Texto de leitura.
========================================================================
Acórdão nº 75/15.8YFLSB de Supremo Tribunal de Justiça (Portugal), 26 de Outubro de 2016

Magistrado ResponsávelISABEL PAIS MARTINS
Data da Resolução26 de Outubro de 2016
EmissorSupremo Tribunal de Justiça (Portugal)

Acordam no Supremo Tribunal de Justiça I1. AA, juíza de direito, a exercer funções no Tribunal Judicial da Comarca de ..., Grande Instância ..., ... Secção do ..., Juiz ..., arguida no processo disciplinar n.º 2014/DQJI/IN/406, notificada da decisão proferida, a 5 de Maio de 2015, pelo plenário do Conselho Superior da Magistratura[1], que a condenou, pela prática de uma infracção ao dever disciplinar de reserva consagrado no artigo 12.º do Estatuto dos Magistrados Judiciais[2] e punida pelas disposições conjugadas dos artigos 82.º, 85.º, n.º 1, alínea b), 86.º e 91.º do mesmo diploma, na pena de advertência, com dispensa da respectiva inscrição no registo, nos termos do artigo 85.º, n.º 4, parte final, também do mesmo diploma, não se conformando com a mesma, veio, em 09/06/2015, ao abrigo do disposto no artigo 168.º do EMJ, apresentar recurso para o Supremo Tribunal de Justiça, no qual formulou as seguintes conclusões: «A.
========================================================================
Material fornecido.
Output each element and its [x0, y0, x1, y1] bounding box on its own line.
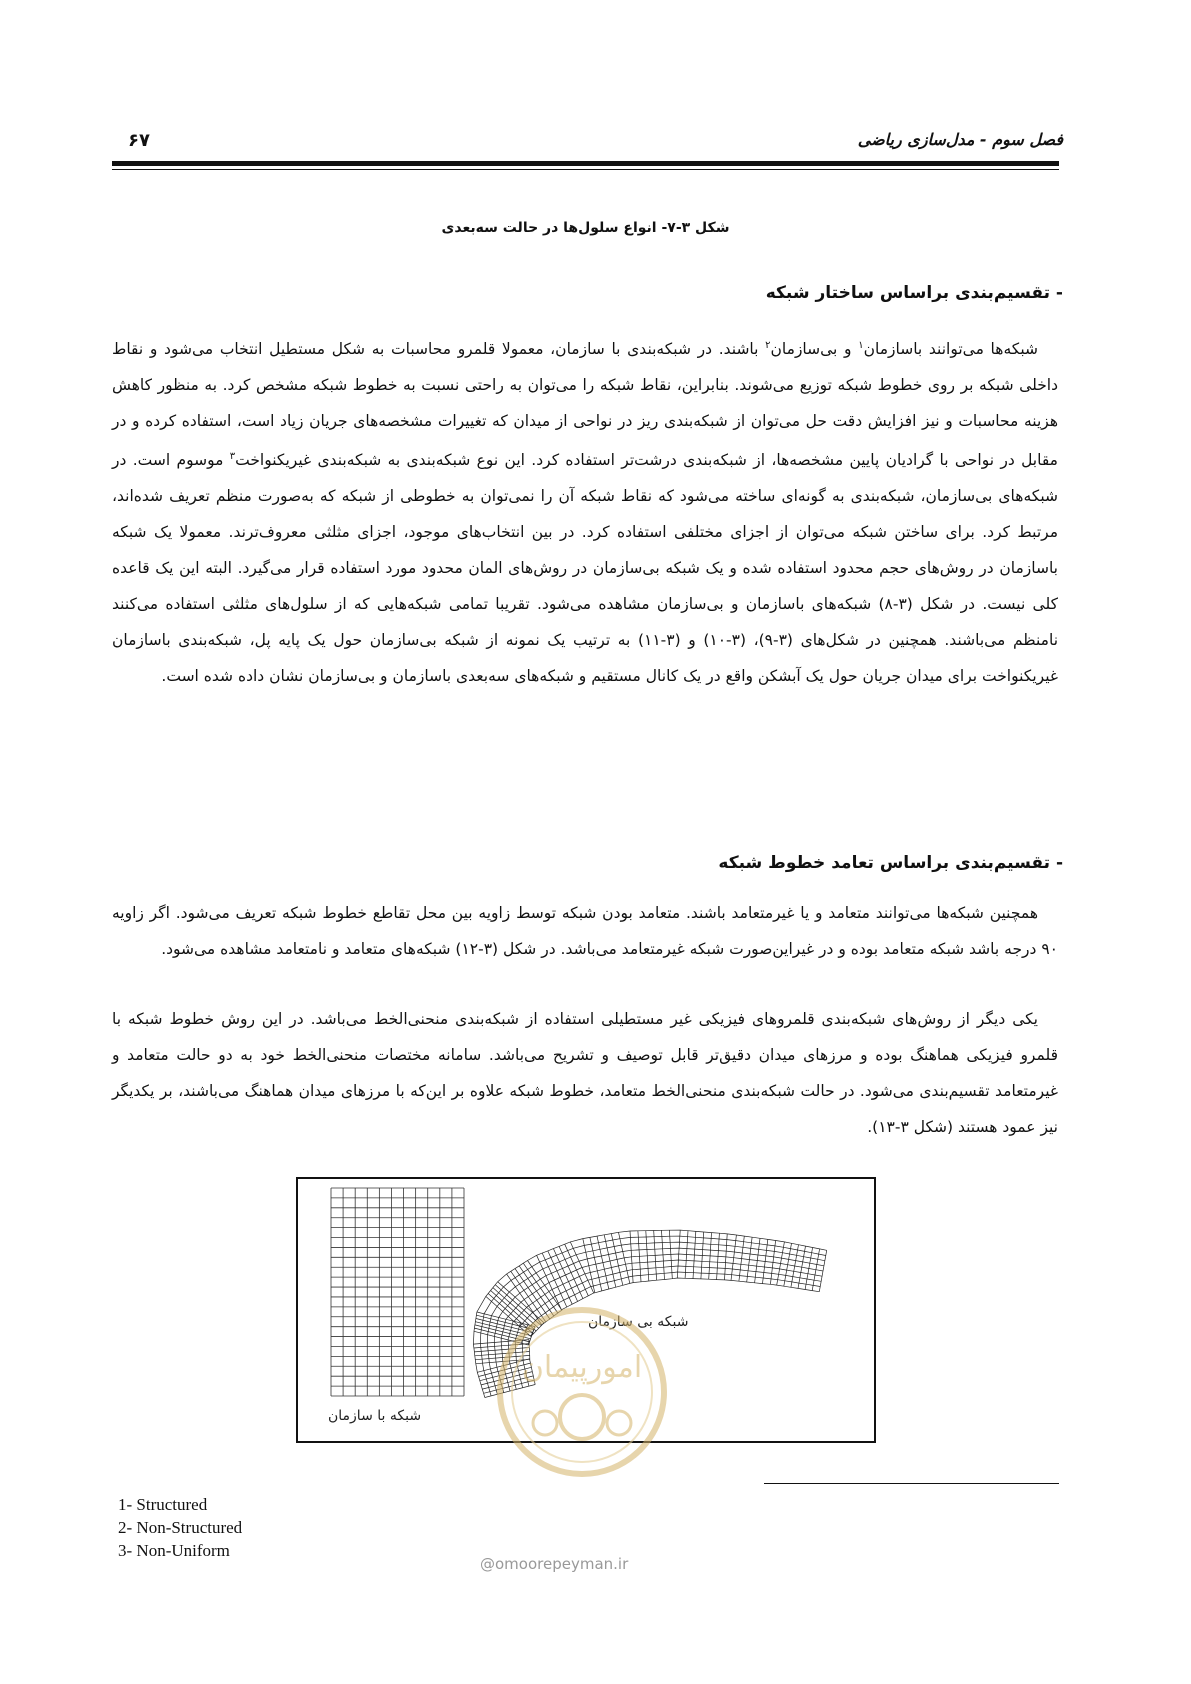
========================================================================
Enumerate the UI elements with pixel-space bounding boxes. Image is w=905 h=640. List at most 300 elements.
========================================================================
O que se pede.
[A] Segundo o acórdão, em que data a juíza apresentou recurso para o Supremo Tribunal de Justiça?
[B] Transcreva do acórdão o trecho que começa em "Acórdão nº 75/15.8YFLSB" e termina em "EmissorSupremo Tribunal de Justiça (Portugal)".
O material não tem qualquer relação com o acórdão.

Soluções das tarefas.
[A] Em 09/06/2015.

[B]
Acórdão nº 75/15.8YFLSB de Supremo Tribunal de Justiça (Portugal), 26 de Outubro de 2016

Magistrado ResponsávelISABEL PAIS MARTINS
Data da Resolução26 de Outubro de 2016
EmissorSupremo Tribunal de Justiça (Portugal)